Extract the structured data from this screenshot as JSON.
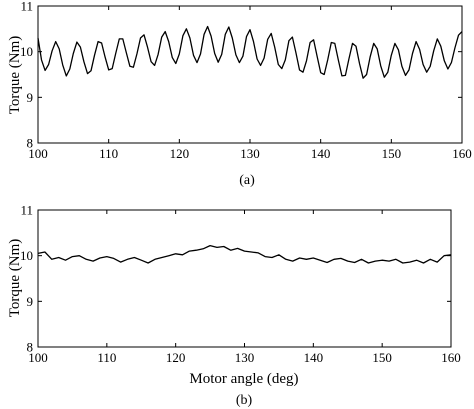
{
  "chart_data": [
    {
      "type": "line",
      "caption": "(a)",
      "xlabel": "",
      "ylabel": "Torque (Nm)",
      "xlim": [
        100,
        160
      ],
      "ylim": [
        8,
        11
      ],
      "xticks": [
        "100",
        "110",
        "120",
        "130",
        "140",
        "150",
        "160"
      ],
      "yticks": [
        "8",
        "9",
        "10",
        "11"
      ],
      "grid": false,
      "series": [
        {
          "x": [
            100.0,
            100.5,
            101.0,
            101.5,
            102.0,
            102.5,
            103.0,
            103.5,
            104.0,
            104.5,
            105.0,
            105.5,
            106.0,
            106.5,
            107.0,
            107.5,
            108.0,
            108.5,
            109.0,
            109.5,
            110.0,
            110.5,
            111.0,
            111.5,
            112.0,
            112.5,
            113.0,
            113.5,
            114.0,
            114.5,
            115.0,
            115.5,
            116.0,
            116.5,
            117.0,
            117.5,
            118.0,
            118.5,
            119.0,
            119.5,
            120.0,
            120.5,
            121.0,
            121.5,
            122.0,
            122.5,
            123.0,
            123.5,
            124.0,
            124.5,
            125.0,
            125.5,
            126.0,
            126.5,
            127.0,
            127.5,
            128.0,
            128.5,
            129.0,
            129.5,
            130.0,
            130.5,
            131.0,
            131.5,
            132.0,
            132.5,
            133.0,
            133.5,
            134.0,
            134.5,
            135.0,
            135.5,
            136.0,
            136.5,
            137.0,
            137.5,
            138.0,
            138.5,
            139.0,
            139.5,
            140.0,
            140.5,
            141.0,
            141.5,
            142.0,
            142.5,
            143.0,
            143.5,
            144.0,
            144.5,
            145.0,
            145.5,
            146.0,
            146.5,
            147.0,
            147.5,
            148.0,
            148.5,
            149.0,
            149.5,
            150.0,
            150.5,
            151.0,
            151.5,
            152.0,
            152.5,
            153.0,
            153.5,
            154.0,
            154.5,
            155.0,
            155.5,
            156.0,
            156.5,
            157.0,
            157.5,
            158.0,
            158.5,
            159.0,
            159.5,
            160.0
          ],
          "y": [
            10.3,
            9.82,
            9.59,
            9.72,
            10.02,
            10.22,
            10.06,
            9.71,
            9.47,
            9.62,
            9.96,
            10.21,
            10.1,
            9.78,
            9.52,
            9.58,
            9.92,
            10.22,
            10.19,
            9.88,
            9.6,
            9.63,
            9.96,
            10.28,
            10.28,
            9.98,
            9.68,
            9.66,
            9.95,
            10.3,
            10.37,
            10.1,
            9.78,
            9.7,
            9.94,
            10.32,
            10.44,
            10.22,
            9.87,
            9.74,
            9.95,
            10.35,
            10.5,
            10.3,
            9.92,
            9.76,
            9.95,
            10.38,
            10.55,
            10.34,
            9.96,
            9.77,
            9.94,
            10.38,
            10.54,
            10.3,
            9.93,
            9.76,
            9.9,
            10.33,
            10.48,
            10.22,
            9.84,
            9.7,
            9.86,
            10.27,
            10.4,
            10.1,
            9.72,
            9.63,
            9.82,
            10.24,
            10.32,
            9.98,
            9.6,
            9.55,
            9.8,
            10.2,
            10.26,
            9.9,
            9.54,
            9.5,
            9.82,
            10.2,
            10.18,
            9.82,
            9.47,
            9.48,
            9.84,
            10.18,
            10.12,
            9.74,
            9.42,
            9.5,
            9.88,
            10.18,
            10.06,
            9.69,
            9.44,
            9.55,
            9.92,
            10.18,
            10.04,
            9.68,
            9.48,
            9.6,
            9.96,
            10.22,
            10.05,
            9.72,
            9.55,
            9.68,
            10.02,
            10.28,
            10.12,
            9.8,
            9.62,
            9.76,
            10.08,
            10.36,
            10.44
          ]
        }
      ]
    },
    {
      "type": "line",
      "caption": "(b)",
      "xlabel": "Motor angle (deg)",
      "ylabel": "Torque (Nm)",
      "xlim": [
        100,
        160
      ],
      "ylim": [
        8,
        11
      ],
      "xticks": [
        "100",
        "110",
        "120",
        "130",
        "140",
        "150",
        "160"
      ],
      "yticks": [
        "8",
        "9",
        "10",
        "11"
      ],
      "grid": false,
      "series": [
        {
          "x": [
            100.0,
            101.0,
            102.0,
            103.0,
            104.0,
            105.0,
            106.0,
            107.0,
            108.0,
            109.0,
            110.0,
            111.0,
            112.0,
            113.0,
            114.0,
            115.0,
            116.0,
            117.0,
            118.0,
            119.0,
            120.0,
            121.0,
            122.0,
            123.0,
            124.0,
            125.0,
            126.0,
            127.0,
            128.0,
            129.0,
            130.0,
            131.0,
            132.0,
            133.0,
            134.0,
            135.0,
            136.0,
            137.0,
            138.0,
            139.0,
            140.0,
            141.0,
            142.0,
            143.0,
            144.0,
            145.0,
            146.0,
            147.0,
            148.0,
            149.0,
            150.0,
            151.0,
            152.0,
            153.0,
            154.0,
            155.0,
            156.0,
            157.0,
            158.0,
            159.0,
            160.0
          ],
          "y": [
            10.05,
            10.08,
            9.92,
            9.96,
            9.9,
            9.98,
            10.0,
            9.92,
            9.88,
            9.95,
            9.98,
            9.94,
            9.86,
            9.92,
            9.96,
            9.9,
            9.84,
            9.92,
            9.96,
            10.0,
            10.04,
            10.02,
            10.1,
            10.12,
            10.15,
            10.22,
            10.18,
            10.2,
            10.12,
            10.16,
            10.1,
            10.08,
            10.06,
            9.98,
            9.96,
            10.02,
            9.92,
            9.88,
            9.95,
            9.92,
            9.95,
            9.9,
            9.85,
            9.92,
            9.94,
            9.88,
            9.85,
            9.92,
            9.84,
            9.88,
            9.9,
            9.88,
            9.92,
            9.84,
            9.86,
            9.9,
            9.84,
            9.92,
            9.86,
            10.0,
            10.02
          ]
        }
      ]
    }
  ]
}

--------------------------------------------------

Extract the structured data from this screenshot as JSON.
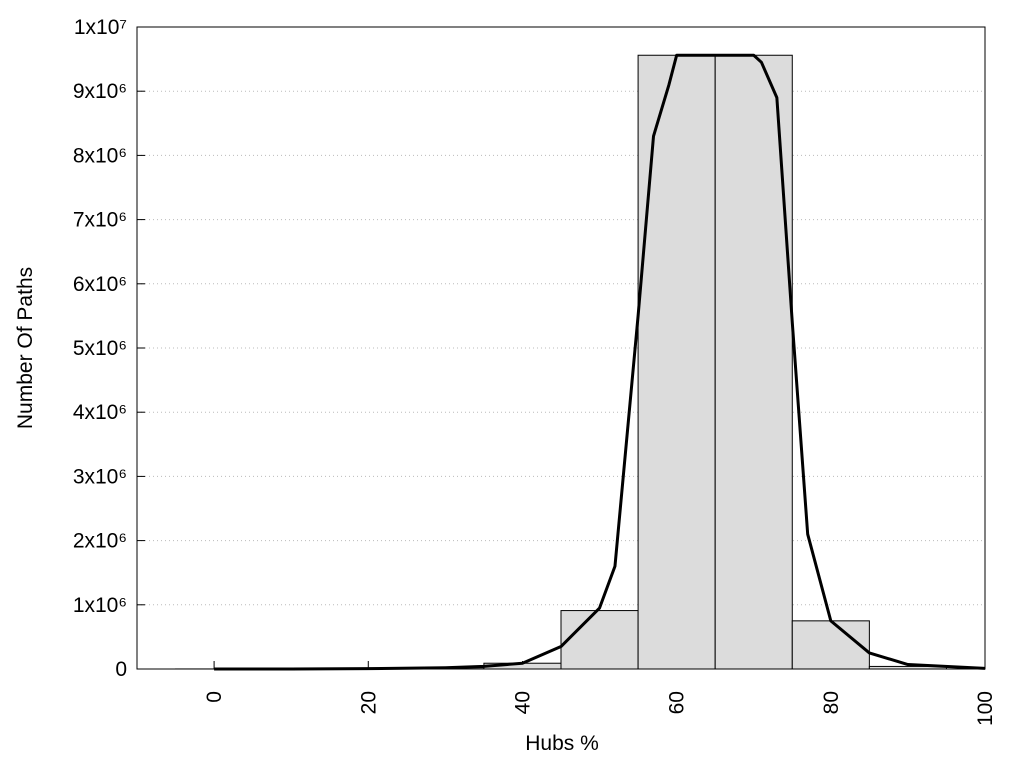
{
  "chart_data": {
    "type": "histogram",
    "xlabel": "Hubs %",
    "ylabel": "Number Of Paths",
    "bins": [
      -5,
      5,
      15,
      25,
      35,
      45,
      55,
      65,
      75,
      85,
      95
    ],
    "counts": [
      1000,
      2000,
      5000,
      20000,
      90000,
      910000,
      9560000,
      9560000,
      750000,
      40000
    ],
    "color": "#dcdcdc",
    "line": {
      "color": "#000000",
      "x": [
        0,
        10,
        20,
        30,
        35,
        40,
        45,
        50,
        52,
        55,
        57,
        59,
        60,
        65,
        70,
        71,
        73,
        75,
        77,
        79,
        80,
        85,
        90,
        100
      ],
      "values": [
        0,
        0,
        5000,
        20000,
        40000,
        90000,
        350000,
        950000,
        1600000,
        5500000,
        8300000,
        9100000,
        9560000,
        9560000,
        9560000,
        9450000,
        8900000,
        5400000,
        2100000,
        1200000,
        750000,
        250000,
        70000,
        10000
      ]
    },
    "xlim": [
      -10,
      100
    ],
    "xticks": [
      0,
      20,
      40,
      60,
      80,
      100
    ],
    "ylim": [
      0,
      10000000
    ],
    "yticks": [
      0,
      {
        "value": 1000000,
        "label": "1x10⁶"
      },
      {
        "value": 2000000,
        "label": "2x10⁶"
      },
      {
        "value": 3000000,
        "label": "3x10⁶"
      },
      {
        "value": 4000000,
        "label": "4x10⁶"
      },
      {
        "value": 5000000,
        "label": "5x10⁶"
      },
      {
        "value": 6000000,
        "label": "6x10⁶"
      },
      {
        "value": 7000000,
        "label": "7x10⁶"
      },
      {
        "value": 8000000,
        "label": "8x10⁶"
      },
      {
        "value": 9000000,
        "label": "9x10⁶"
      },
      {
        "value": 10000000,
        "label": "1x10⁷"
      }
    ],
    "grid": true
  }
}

--------------------------------------------------

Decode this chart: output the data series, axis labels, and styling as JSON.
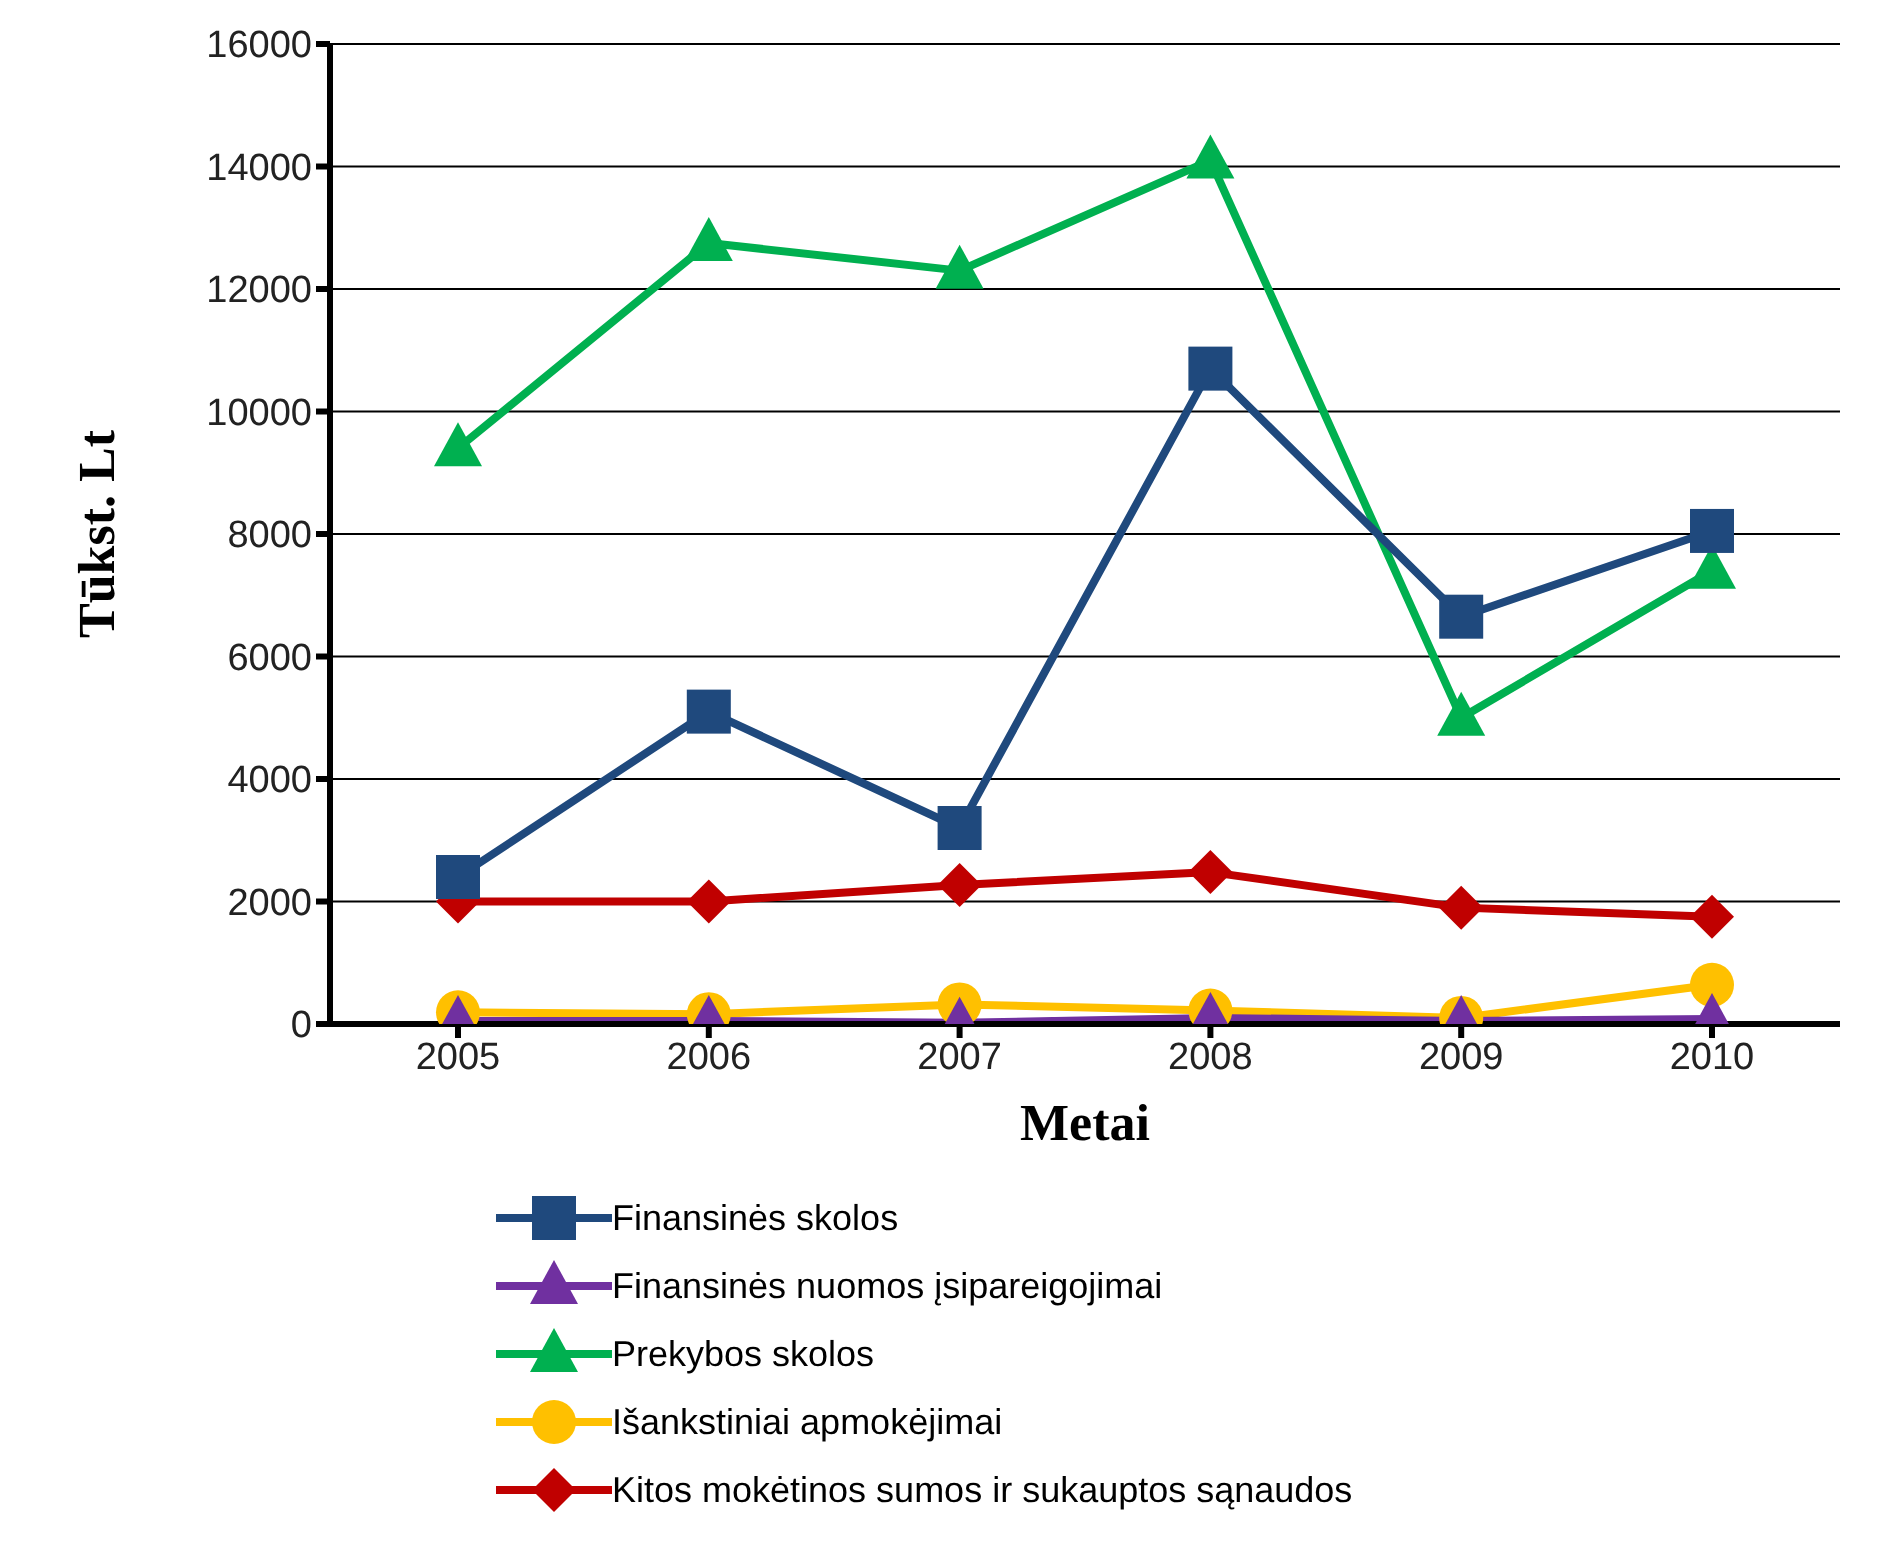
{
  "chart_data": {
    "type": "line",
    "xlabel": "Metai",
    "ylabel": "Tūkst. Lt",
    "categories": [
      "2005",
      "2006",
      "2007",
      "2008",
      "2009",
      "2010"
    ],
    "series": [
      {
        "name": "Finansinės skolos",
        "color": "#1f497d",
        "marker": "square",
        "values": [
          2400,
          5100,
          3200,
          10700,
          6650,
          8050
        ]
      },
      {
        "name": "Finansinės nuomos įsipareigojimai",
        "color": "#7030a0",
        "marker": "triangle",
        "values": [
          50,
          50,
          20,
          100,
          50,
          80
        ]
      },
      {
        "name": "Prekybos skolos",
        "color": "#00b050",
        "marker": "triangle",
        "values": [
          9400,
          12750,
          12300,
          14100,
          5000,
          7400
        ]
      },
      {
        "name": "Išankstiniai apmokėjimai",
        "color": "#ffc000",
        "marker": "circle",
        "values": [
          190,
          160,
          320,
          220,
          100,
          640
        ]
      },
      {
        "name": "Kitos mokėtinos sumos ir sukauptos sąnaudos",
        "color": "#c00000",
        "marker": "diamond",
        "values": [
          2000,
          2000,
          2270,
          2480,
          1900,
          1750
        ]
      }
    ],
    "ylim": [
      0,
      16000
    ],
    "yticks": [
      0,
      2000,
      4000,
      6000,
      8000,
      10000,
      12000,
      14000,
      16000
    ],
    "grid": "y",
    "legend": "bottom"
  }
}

--------------------------------------------------

## Exercise
Find every line in the listing that holds the string "skolos", then say how many there are as a bare number.

## The reply
2